### Given instruction:
Reproduce the data exactly and drop any pictures it holds.

### Records for this exercise:
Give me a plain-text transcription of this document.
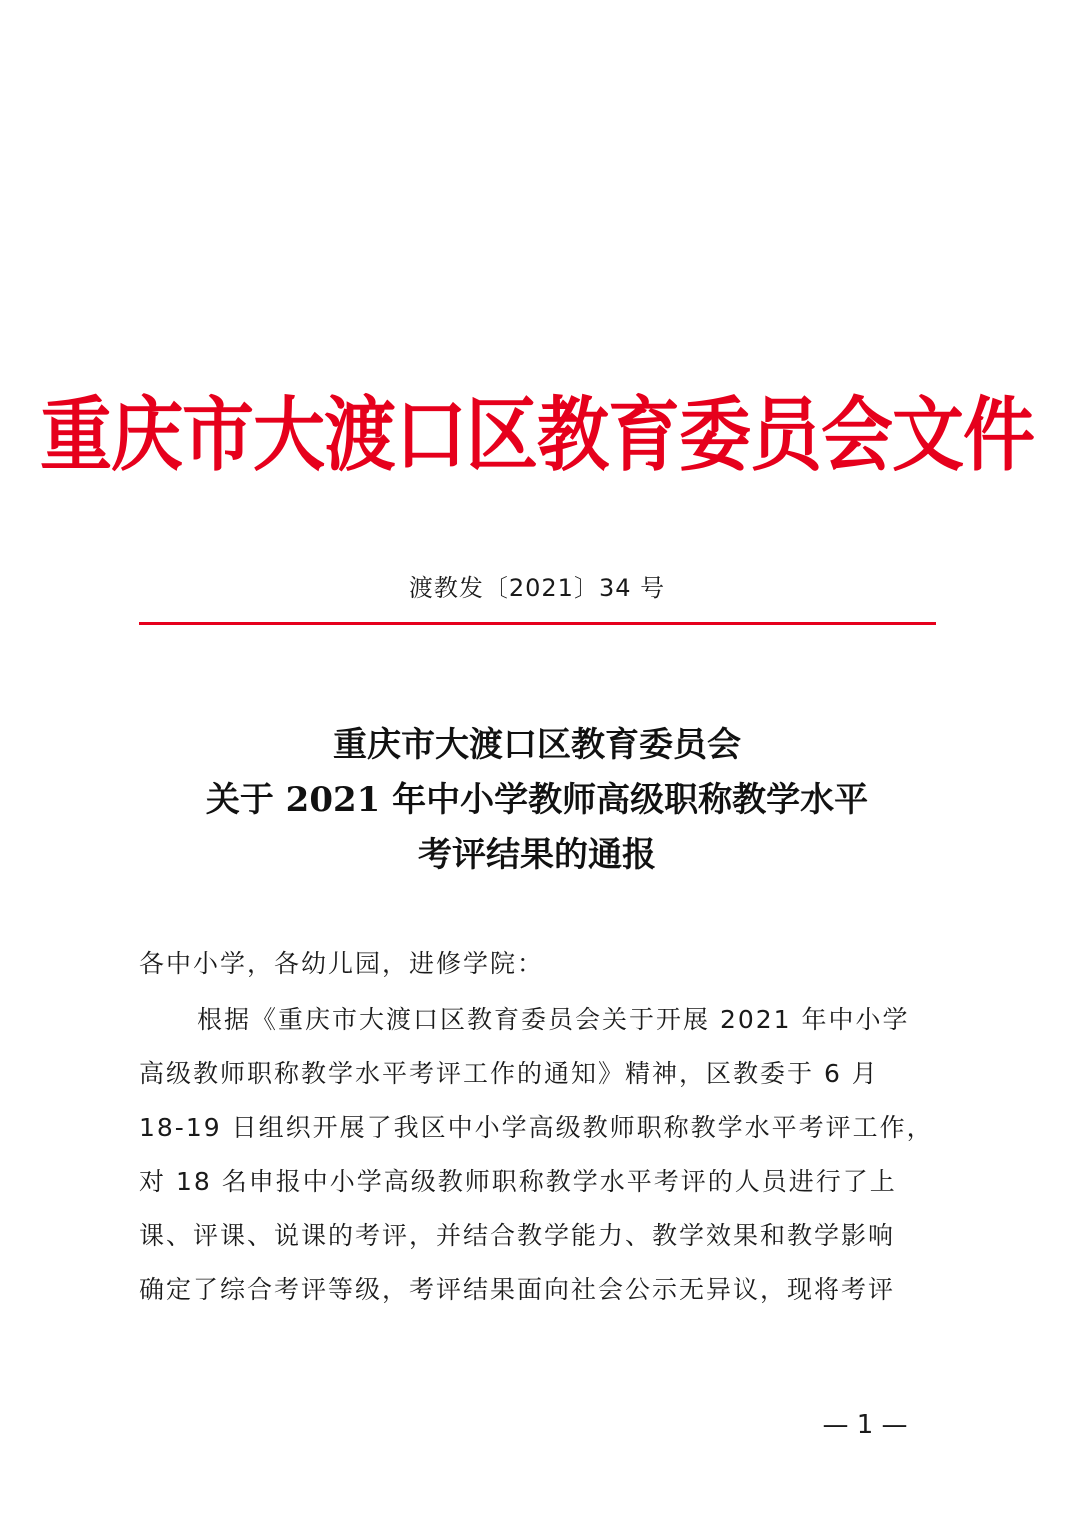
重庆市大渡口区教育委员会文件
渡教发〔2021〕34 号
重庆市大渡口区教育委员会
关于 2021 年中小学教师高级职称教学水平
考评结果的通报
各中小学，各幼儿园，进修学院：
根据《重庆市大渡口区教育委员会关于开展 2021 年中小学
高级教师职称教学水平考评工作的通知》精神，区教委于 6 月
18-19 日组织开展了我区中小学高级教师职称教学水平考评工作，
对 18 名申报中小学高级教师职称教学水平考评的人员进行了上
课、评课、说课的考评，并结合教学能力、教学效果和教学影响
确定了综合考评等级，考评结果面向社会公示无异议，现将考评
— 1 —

### Response:
Give me a plain-text transcription of this document.
重庆市大渡口区教育委员会文件
渡教发〔2021〕34 号
重庆市大渡口区教育委员会
关于 2021 年中小学教师高级职称教学水平
考评结果的通报
各中小学，各幼儿园，进修学院：
根据《重庆市大渡口区教育委员会关于开展 2021 年中小学
高级教师职称教学水平考评工作的通知》精神，区教委于 6 月
18-19 日组织开展了我区中小学高级教师职称教学水平考评工作，
对 18 名申报中小学高级教师职称教学水平考评的人员进行了上
课、评课、说课的考评，并结合教学能力、教学效果和教学影响
确定了综合考评等级，考评结果面向社会公示无异议，现将考评
— 1 —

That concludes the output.